● **TASK DETAILS**
Quote the listing below in its entirety.
-- Start of EXTRACTED RECORDS --
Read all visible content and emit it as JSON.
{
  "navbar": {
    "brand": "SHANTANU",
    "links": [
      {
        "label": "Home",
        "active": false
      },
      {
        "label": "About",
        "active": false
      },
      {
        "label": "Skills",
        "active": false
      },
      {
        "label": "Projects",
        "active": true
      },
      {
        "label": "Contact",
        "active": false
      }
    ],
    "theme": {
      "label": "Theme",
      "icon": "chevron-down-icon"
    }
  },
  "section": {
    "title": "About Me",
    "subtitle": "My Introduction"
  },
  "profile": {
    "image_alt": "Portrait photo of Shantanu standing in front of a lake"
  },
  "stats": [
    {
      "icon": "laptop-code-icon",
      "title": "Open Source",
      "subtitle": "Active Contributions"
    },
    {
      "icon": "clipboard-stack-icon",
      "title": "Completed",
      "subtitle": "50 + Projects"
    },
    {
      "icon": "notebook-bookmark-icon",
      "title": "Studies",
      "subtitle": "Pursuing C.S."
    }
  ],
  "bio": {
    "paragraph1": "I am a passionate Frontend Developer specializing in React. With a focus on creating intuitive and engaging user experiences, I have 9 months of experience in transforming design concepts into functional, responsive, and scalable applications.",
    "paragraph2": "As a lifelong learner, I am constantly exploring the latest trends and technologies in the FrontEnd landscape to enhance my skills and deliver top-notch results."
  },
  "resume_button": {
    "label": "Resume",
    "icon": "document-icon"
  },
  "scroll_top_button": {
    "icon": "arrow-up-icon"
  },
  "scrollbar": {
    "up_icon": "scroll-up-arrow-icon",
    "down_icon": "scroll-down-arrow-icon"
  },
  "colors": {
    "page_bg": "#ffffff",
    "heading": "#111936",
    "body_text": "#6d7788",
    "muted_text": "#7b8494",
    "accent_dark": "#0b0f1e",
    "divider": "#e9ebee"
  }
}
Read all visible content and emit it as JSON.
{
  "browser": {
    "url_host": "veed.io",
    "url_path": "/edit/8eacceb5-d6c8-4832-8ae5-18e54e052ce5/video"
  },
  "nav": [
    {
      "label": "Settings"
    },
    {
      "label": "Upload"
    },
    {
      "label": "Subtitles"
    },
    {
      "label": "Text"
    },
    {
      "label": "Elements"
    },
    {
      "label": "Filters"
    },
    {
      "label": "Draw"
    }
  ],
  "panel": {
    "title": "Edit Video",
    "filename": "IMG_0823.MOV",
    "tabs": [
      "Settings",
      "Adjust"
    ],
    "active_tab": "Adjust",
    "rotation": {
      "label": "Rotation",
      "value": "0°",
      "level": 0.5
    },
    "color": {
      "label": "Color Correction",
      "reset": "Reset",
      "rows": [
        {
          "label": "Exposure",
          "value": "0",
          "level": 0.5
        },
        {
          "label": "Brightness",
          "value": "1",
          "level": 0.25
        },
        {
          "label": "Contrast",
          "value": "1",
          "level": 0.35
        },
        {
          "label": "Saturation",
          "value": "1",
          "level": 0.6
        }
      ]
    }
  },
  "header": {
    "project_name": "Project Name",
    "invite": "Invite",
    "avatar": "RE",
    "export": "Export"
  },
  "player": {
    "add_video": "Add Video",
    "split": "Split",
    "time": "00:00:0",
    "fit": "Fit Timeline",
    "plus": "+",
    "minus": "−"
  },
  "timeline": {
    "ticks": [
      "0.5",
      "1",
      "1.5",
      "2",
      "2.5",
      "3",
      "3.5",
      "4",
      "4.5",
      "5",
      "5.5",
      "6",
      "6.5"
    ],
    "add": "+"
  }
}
-- End of EXTRACTED RECORDS --
● **THE SOLUTION**
Read all visible content and emit it as JSON.
{
  "navbar": {
    "brand": "SHANTANU",
    "links": [
      {
        "label": "Home",
        "active": false
      },
      {
        "label": "About",
        "active": false
      },
      {
        "label": "Skills",
        "active": false
      },
      {
        "label": "Projects",
        "active": true
      },
      {
        "label": "Contact",
        "active": false
      }
    ],
    "theme": {
      "label": "Theme",
      "icon": "chevron-down-icon"
    }
  },
  "section": {
    "title": "About Me",
    "subtitle": "My Introduction"
  },
  "profile": {
    "image_alt": "Portrait photo of Shantanu standing in front of a lake"
  },
  "stats": [
    {
      "icon": "laptop-code-icon",
      "title": "Open Source",
      "subtitle": "Active Contributions"
    },
    {
      "icon": "clipboard-stack-icon",
      "title": "Completed",
      "subtitle": "50 + Projects"
    },
    {
      "icon": "notebook-bookmark-icon",
      "title": "Studies",
      "subtitle": "Pursuing C.S."
    }
  ],
  "bio": {
    "paragraph1": "I am a passionate Frontend Developer specializing in React. With a focus on creating intuitive and engaging user experiences, I have 9 months of experience in transforming design concepts into functional, responsive, and scalable applications.",
    "paragraph2": "As a lifelong learner, I am constantly exploring the latest trends and technologies in the FrontEnd landscape to enhance my skills and deliver top-notch results."
  },
  "resume_button": {
    "label": "Resume",
    "icon": "document-icon"
  },
  "scroll_top_button": {
    "icon": "arrow-up-icon"
  },
  "scrollbar": {
    "up_icon": "scroll-up-arrow-icon",
    "down_icon": "scroll-down-arrow-icon"
  },
  "colors": {
    "page_bg": "#ffffff",
    "heading": "#111936",
    "body_text": "#6d7788",
    "muted_text": "#7b8494",
    "accent_dark": "#0b0f1e",
    "divider": "#e9ebee"
  }
}
Read all visible content and emit it as JSON.
{
  "browser": {
    "url_host": "veed.io",
    "url_path": "/edit/8eacceb5-d6c8-4832-8ae5-18e54e052ce5/video"
  },
  "nav": [
    {
      "label": "Settings"
    },
    {
      "label": "Upload"
    },
    {
      "label": "Subtitles"
    },
    {
      "label": "Text"
    },
    {
      "label": "Elements"
    },
    {
      "label": "Filters"
    },
    {
      "label": "Draw"
    }
  ],
  "panel": {
    "title": "Edit Video",
    "filename": "IMG_0823.MOV",
    "tabs": [
      "Settings",
      "Adjust"
    ],
    "active_tab": "Adjust",
    "rotation": {
      "label": "Rotation",
      "value": "0°",
      "level": 0.5
    },
    "color": {
      "label": "Color Correction",
      "reset": "Reset",
      "rows": [
        {
          "label": "Exposure",
          "value": "0",
          "level": 0.5
        },
        {
          "label": "Brightness",
          "value": "1",
          "level": 0.25
        },
        {
          "label": "Contrast",
          "value": "1",
          "level": 0.35
        },
        {
          "label": "Saturation",
          "value": "1",
          "level": 0.6
        }
      ]
    }
  },
  "header": {
    "project_name": "Project Name",
    "invite": "Invite",
    "avatar": "RE",
    "export": "Export"
  },
  "player": {
    "add_video": "Add Video",
    "split": "Split",
    "time": "00:00:0",
    "fit": "Fit Timeline",
    "plus": "+",
    "minus": "−"
  },
  "timeline": {
    "ticks": [
      "0.5",
      "1",
      "1.5",
      "2",
      "2.5",
      "3",
      "3.5",
      "4",
      "4.5",
      "5",
      "5.5",
      "6",
      "6.5"
    ],
    "add": "+"
  }
}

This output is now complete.